--- Start Data rows ---

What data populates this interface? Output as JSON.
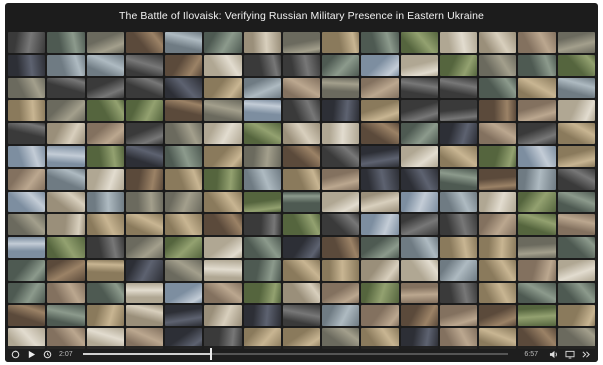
{
  "player": {
    "title": "The Battle of Ilovaisk: Verifying Russian Military Presence in Eastern Ukraine",
    "controls": {
      "current_time": "2:07",
      "total_time": "6:57",
      "progress": 0.3,
      "icons": [
        "replay-icon",
        "play-icon",
        "rewind-icon",
        "volume-icon",
        "screen-icon",
        "chapters-icon"
      ]
    },
    "grid": {
      "columns": 15,
      "rows": 14
    }
  }
}
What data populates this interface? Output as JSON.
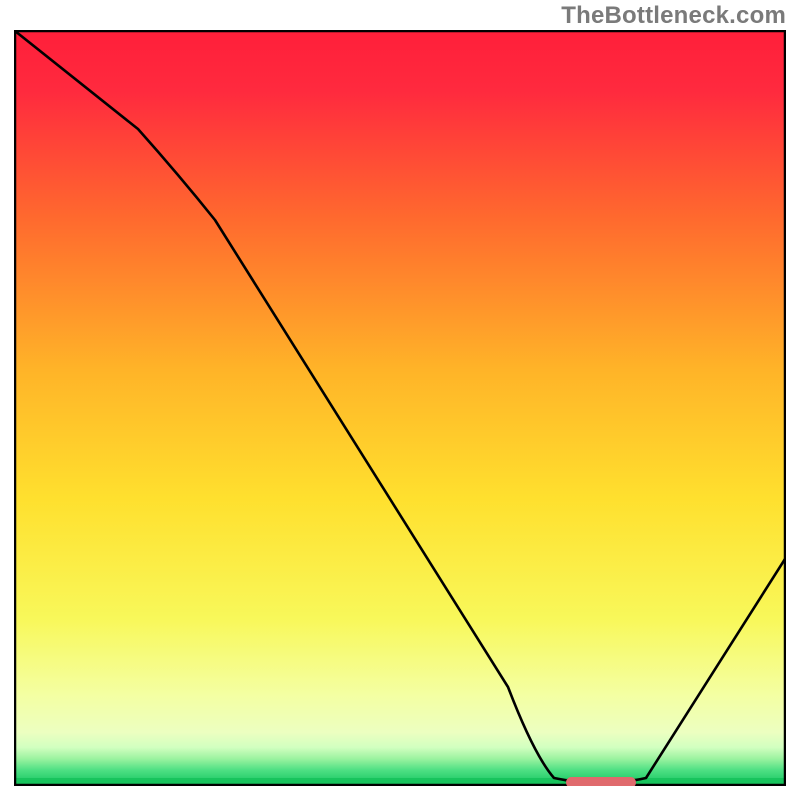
{
  "watermark": {
    "text": "TheBottleneck.com"
  },
  "colors": {
    "border": "#000000",
    "curve": "#000000",
    "watermark": "#7a7a7a",
    "good_gradient_top": "#ff1f3a",
    "good_gradient_mid": "#ffd500",
    "good_gradient_low": "#f8ffb0",
    "ground_band": "#2cdc72",
    "ground_band_deep": "#17c45c",
    "marker": "#e06a6d"
  },
  "chart_data": {
    "type": "line",
    "title": "",
    "xlabel": "",
    "ylabel": "",
    "xlim": [
      0,
      100
    ],
    "ylim": [
      0,
      100
    ],
    "series": [
      {
        "name": "bottleneck-curve",
        "x": [
          0,
          16,
          26,
          64,
          70,
          76,
          82,
          100
        ],
        "y": [
          100,
          87,
          75,
          13,
          1,
          0.6,
          1,
          30
        ]
      }
    ],
    "annotations": [
      {
        "name": "optimal-marker",
        "x_start": 72,
        "x_end": 80,
        "y": 0.6
      }
    ],
    "background": {
      "type": "vertical-gradient",
      "description": "red (high y) → orange → yellow → pale-yellow → green band at y≈0"
    }
  }
}
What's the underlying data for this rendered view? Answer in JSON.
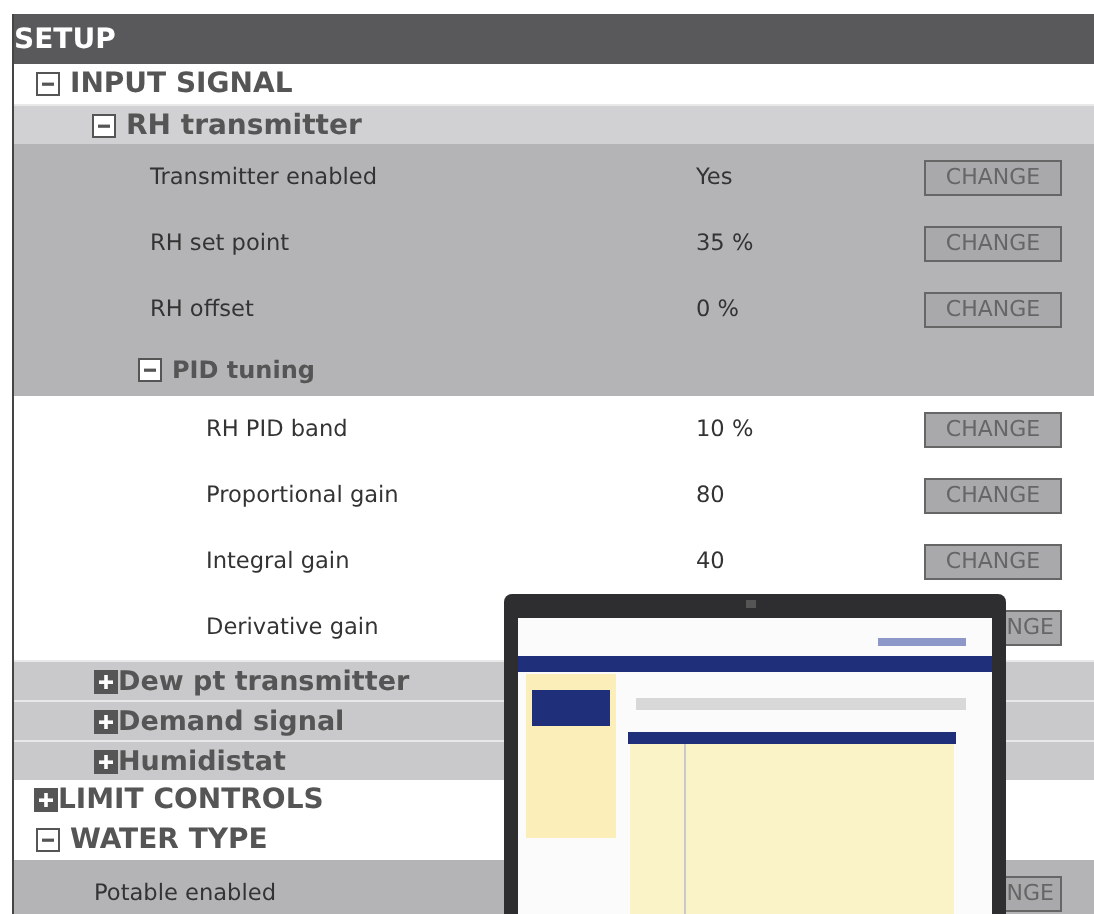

--- End Data rows ---

*Short task*.
Reproduce the data verbatim. Do not carry any picture into the copy.

*The answer*.
What data populates this interface? Output as JSON.
{
  "player": {
    "title": "The Battle of Ilovaisk: Verifying Russian Military Presence in Eastern Ukraine",
    "controls": {
      "current_time": "2:07",
      "total_time": "6:57",
      "progress": 0.3,
      "icons": [
        "replay-icon",
        "play-icon",
        "rewind-icon",
        "volume-icon",
        "screen-icon",
        "chapters-icon"
      ]
    },
    "grid": {
      "columns": 15,
      "rows": 14
    }
  }
}
What data populates this interface? Output as JSON.
{
  "watermark": {
    "text": "TheBottleneck.com"
  },
  "colors": {
    "border": "#000000",
    "curve": "#000000",
    "watermark": "#7a7a7a",
    "good_gradient_top": "#ff1f3a",
    "good_gradient_mid": "#ffd500",
    "good_gradient_low": "#f8ffb0",
    "ground_band": "#2cdc72",
    "ground_band_deep": "#17c45c",
    "marker": "#e06a6d"
  },
  "chart_data": {
    "type": "line",
    "title": "",
    "xlabel": "",
    "ylabel": "",
    "xlim": [
      0,
      100
    ],
    "ylim": [
      0,
      100
    ],
    "series": [
      {
        "name": "bottleneck-curve",
        "x": [
          0,
          16,
          26,
          64,
          70,
          76,
          82,
          100
        ],
        "y": [
          100,
          87,
          75,
          13,
          1,
          0.6,
          1,
          30
        ]
      }
    ],
    "annotations": [
      {
        "name": "optimal-marker",
        "x_start": 72,
        "x_end": 80,
        "y": 0.6
      }
    ],
    "background": {
      "type": "vertical-gradient",
      "description": "red (high y) → orange → yellow → pale-yellow → green band at y≈0"
    }
  }
}
What's the underlying data for this rendered view? Answer in JSON.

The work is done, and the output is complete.